__Given exercise__.
Take the listing and print it in full, exactly as given.

__Data rows__.
○ ○ ○
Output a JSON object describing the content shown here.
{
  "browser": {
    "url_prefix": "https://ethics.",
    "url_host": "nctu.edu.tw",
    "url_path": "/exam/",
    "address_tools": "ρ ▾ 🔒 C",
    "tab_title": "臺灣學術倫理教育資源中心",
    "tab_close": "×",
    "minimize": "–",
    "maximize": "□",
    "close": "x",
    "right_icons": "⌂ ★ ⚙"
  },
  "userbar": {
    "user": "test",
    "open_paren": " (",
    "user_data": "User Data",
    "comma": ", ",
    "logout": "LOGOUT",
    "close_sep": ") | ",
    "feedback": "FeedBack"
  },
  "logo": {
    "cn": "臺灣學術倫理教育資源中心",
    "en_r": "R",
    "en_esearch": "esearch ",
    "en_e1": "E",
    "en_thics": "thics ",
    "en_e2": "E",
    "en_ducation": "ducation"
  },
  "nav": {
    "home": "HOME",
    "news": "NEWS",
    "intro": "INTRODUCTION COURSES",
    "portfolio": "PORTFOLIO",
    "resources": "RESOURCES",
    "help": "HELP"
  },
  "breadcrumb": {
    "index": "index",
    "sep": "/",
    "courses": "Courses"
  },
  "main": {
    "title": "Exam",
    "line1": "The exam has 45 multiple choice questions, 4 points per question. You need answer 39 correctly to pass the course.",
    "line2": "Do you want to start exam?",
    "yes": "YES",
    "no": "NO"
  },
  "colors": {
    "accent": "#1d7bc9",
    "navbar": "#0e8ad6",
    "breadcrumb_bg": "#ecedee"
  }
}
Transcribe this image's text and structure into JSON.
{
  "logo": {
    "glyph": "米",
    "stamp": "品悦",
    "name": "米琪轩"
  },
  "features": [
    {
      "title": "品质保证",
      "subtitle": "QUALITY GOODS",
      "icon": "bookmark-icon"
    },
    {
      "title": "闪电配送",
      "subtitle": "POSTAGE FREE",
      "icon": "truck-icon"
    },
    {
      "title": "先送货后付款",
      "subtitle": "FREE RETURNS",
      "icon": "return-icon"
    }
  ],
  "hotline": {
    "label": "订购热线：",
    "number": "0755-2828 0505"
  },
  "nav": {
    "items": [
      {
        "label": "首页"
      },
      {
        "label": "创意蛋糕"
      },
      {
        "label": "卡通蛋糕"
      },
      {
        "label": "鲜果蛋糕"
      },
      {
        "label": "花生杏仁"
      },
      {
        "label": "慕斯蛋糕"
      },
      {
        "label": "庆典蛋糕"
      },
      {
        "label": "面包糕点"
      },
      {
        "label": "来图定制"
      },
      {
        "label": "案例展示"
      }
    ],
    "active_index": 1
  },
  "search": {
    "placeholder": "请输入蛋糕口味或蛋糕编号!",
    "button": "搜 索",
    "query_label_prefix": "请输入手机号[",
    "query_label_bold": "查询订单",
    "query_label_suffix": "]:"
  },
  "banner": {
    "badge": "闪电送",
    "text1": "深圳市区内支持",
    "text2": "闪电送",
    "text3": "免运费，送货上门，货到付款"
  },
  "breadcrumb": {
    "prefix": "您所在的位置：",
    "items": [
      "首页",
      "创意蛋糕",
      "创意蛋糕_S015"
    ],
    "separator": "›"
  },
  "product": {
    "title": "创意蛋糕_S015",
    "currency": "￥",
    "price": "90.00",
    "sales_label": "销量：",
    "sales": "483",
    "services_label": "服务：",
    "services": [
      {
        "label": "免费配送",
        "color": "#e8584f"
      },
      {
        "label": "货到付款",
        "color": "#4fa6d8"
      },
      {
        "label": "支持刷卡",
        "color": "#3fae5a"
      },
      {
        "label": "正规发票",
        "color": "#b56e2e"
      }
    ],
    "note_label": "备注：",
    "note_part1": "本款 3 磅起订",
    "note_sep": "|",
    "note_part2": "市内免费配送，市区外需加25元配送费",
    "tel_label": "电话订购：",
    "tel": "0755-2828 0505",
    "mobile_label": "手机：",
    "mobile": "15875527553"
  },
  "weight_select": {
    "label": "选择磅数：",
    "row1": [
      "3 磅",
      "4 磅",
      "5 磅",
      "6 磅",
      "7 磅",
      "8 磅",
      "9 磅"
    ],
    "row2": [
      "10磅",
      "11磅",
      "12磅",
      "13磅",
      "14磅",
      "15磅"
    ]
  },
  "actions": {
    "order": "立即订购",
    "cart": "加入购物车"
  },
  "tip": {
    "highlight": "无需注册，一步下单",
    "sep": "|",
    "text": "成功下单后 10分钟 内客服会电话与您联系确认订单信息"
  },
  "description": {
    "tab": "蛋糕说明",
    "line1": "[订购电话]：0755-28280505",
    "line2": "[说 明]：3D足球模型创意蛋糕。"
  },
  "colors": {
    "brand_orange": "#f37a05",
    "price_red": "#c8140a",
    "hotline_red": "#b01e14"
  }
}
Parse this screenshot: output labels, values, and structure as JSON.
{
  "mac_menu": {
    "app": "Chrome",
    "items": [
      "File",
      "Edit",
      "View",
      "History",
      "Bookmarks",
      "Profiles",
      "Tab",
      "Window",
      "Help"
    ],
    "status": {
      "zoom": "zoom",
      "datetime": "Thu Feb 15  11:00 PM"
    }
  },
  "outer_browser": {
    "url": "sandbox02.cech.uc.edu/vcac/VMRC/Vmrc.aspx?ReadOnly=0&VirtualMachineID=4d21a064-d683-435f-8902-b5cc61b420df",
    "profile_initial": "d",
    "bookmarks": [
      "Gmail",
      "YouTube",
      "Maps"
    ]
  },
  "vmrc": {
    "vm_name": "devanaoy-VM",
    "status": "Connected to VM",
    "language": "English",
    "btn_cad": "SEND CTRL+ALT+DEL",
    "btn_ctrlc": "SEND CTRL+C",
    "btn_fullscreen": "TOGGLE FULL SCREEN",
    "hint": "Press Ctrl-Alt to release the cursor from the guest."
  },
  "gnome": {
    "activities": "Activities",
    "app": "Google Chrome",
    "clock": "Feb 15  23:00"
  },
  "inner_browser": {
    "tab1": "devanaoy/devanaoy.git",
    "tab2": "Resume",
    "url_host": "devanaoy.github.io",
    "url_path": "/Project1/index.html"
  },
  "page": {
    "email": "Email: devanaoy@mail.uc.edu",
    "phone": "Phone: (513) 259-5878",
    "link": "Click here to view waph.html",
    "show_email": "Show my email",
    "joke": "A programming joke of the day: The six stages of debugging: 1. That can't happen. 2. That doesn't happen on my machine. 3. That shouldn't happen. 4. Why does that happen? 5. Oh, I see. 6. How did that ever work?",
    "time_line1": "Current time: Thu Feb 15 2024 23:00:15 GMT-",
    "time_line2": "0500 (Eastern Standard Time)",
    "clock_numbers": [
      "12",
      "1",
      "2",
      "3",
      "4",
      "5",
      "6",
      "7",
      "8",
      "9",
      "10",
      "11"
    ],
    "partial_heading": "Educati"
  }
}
○ ○ ○
__Reply to the exercise__.
Output a JSON object describing the content shown here.
{
  "browser": {
    "url_prefix": "https://ethics.",
    "url_host": "nctu.edu.tw",
    "url_path": "/exam/",
    "address_tools": "ρ ▾ 🔒 C",
    "tab_title": "臺灣學術倫理教育資源中心",
    "tab_close": "×",
    "minimize": "–",
    "maximize": "□",
    "close": "x",
    "right_icons": "⌂ ★ ⚙"
  },
  "userbar": {
    "user": "test",
    "open_paren": " (",
    "user_data": "User Data",
    "comma": ", ",
    "logout": "LOGOUT",
    "close_sep": ") | ",
    "feedback": "FeedBack"
  },
  "logo": {
    "cn": "臺灣學術倫理教育資源中心",
    "en_r": "R",
    "en_esearch": "esearch ",
    "en_e1": "E",
    "en_thics": "thics ",
    "en_e2": "E",
    "en_ducation": "ducation"
  },
  "nav": {
    "home": "HOME",
    "news": "NEWS",
    "intro": "INTRODUCTION COURSES",
    "portfolio": "PORTFOLIO",
    "resources": "RESOURCES",
    "help": "HELP"
  },
  "breadcrumb": {
    "index": "index",
    "sep": "/",
    "courses": "Courses"
  },
  "main": {
    "title": "Exam",
    "line1": "The exam has 45 multiple choice questions, 4 points per question. You need answer 39 correctly to pass the course.",
    "line2": "Do you want to start exam?",
    "yes": "YES",
    "no": "NO"
  },
  "colors": {
    "accent": "#1d7bc9",
    "navbar": "#0e8ad6",
    "breadcrumb_bg": "#ecedee"
  }
}
Transcribe this image's text and structure into JSON.
{
  "logo": {
    "glyph": "米",
    "stamp": "品悦",
    "name": "米琪轩"
  },
  "features": [
    {
      "title": "品质保证",
      "subtitle": "QUALITY GOODS",
      "icon": "bookmark-icon"
    },
    {
      "title": "闪电配送",
      "subtitle": "POSTAGE FREE",
      "icon": "truck-icon"
    },
    {
      "title": "先送货后付款",
      "subtitle": "FREE RETURNS",
      "icon": "return-icon"
    }
  ],
  "hotline": {
    "label": "订购热线：",
    "number": "0755-2828 0505"
  },
  "nav": {
    "items": [
      {
        "label": "首页"
      },
      {
        "label": "创意蛋糕"
      },
      {
        "label": "卡通蛋糕"
      },
      {
        "label": "鲜果蛋糕"
      },
      {
        "label": "花生杏仁"
      },
      {
        "label": "慕斯蛋糕"
      },
      {
        "label": "庆典蛋糕"
      },
      {
        "label": "面包糕点"
      },
      {
        "label": "来图定制"
      },
      {
        "label": "案例展示"
      }
    ],
    "active_index": 1
  },
  "search": {
    "placeholder": "请输入蛋糕口味或蛋糕编号!",
    "button": "搜 索",
    "query_label_prefix": "请输入手机号[",
    "query_label_bold": "查询订单",
    "query_label_suffix": "]:"
  },
  "banner": {
    "badge": "闪电送",
    "text1": "深圳市区内支持",
    "text2": "闪电送",
    "text3": "免运费，送货上门，货到付款"
  },
  "breadcrumb": {
    "prefix": "您所在的位置：",
    "items": [
      "首页",
      "创意蛋糕",
      "创意蛋糕_S015"
    ],
    "separator": "›"
  },
  "product": {
    "title": "创意蛋糕_S015",
    "currency": "￥",
    "price": "90.00",
    "sales_label": "销量：",
    "sales": "483",
    "services_label": "服务：",
    "services": [
      {
        "label": "免费配送",
        "color": "#e8584f"
      },
      {
        "label": "货到付款",
        "color": "#4fa6d8"
      },
      {
        "label": "支持刷卡",
        "color": "#3fae5a"
      },
      {
        "label": "正规发票",
        "color": "#b56e2e"
      }
    ],
    "note_label": "备注：",
    "note_part1": "本款 3 磅起订",
    "note_sep": "|",
    "note_part2": "市内免费配送，市区外需加25元配送费",
    "tel_label": "电话订购：",
    "tel": "0755-2828 0505",
    "mobile_label": "手机：",
    "mobile": "15875527553"
  },
  "weight_select": {
    "label": "选择磅数：",
    "row1": [
      "3 磅",
      "4 磅",
      "5 磅",
      "6 磅",
      "7 磅",
      "8 磅",
      "9 磅"
    ],
    "row2": [
      "10磅",
      "11磅",
      "12磅",
      "13磅",
      "14磅",
      "15磅"
    ]
  },
  "actions": {
    "order": "立即订购",
    "cart": "加入购物车"
  },
  "tip": {
    "highlight": "无需注册，一步下单",
    "sep": "|",
    "text": "成功下单后 10分钟 内客服会电话与您联系确认订单信息"
  },
  "description": {
    "tab": "蛋糕说明",
    "line1": "[订购电话]：0755-28280505",
    "line2": "[说 明]：3D足球模型创意蛋糕。"
  },
  "colors": {
    "brand_orange": "#f37a05",
    "price_red": "#c8140a",
    "hotline_red": "#b01e14"
  }
}
Parse this screenshot: output labels, values, and structure as JSON.
{
  "mac_menu": {
    "app": "Chrome",
    "items": [
      "File",
      "Edit",
      "View",
      "History",
      "Bookmarks",
      "Profiles",
      "Tab",
      "Window",
      "Help"
    ],
    "status": {
      "zoom": "zoom",
      "datetime": "Thu Feb 15  11:00 PM"
    }
  },
  "outer_browser": {
    "url": "sandbox02.cech.uc.edu/vcac/VMRC/Vmrc.aspx?ReadOnly=0&VirtualMachineID=4d21a064-d683-435f-8902-b5cc61b420df",
    "profile_initial": "d",
    "bookmarks": [
      "Gmail",
      "YouTube",
      "Maps"
    ]
  },
  "vmrc": {
    "vm_name": "devanaoy-VM",
    "status": "Connected to VM",
    "language": "English",
    "btn_cad": "SEND CTRL+ALT+DEL",
    "btn_ctrlc": "SEND CTRL+C",
    "btn_fullscreen": "TOGGLE FULL SCREEN",
    "hint": "Press Ctrl-Alt to release the cursor from the guest."
  },
  "gnome": {
    "activities": "Activities",
    "app": "Google Chrome",
    "clock": "Feb 15  23:00"
  },
  "inner_browser": {
    "tab1": "devanaoy/devanaoy.git",
    "tab2": "Resume",
    "url_host": "devanaoy.github.io",
    "url_path": "/Project1/index.html"
  },
  "page": {
    "email": "Email: devanaoy@mail.uc.edu",
    "phone": "Phone: (513) 259-5878",
    "link": "Click here to view waph.html",
    "show_email": "Show my email",
    "joke": "A programming joke of the day: The six stages of debugging: 1. That can't happen. 2. That doesn't happen on my machine. 3. That shouldn't happen. 4. Why does that happen? 5. Oh, I see. 6. How did that ever work?",
    "time_line1": "Current time: Thu Feb 15 2024 23:00:15 GMT-",
    "time_line2": "0500 (Eastern Standard Time)",
    "clock_numbers": [
      "12",
      "1",
      "2",
      "3",
      "4",
      "5",
      "6",
      "7",
      "8",
      "9",
      "10",
      "11"
    ],
    "partial_heading": "Educati"
  }
}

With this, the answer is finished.